**Problem details:**
Pick out each line in these entries that contains the string "числе".

**Data records:**
---------------
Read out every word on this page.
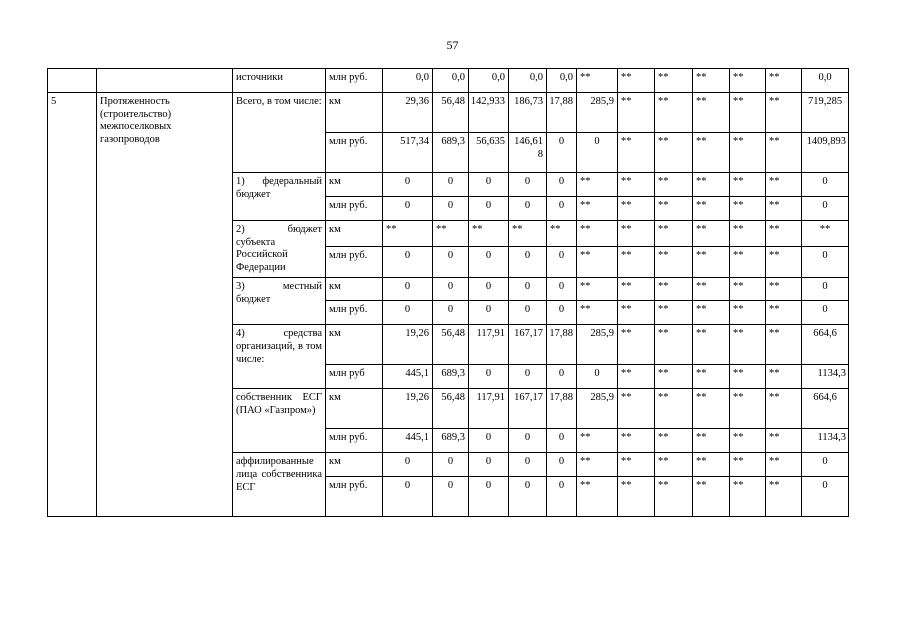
57
		источники	млн руб.	0,0	0,0	0,0	0,0	0,0	**	**	**	**	**	**	0,0
5	Протяженность (строительство) межпоселковых газопроводов	Всего, в том числе:	км	29,36	56,48	142,933	186,73	17,88	285,9	**	**	**	**	**	719,285
			млн руб.	517,34	689,3	56,635	146,618	0	0	**	**	**	**	**	1409,893
		1) федеральный бюджет	км	0	0	0	0	0	**	**	**	**	**	**	0
			млн руб.	0	0	0	0	0	**	**	**	**	**	**	0
		2) бюджет субъекта Российской Федерации	км	**	**	**	**	**	**	**	**	**	**	**	**
			млн руб.	0	0	0	0	0	**	**	**	**	**	**	0
		3) местный бюджет	км	0	0	0	0	0	**	**	**	**	**	**	0
			млн руб.	0	0	0	0	0	**	**	**	**	**	**	0
		4) средства организаций, в том числе:	км	19,26	56,48	117,91	167,17	17,88	285,9	**	**	**	**	**	664,6
			млн руб	445,1	689,3	0	0	0	0	**	**	**	**	**	1134,3
		собственник ЕСГ (ПАО «Газпром»)	км	19,26	56,48	117,91	167,17	17,88	285,9	**	**	**	**	**	664,6
			млн руб.	445,1	689,3	0	0	0	**	**	**	**	**	**	1134,3
		аффилированные лица собственника ЕСГ	км	0	0	0	0	0	**	**	**	**	**	**	0
			млн руб.	0	0	0	0	0	**	**	**	**	**	**	0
---------------
**Expected output:**
5	Протяженность (строительство) межпоселковых газопроводов	Всего, в том числе:	км	29,36	56,48	142,933	186,73	17,88	285,9	**	**	**	**	**	719,285
		4) средства организаций, в том числе:	км	19,26	56,48	117,91	167,17	17,88	285,9	**	**	**	**	**	664,6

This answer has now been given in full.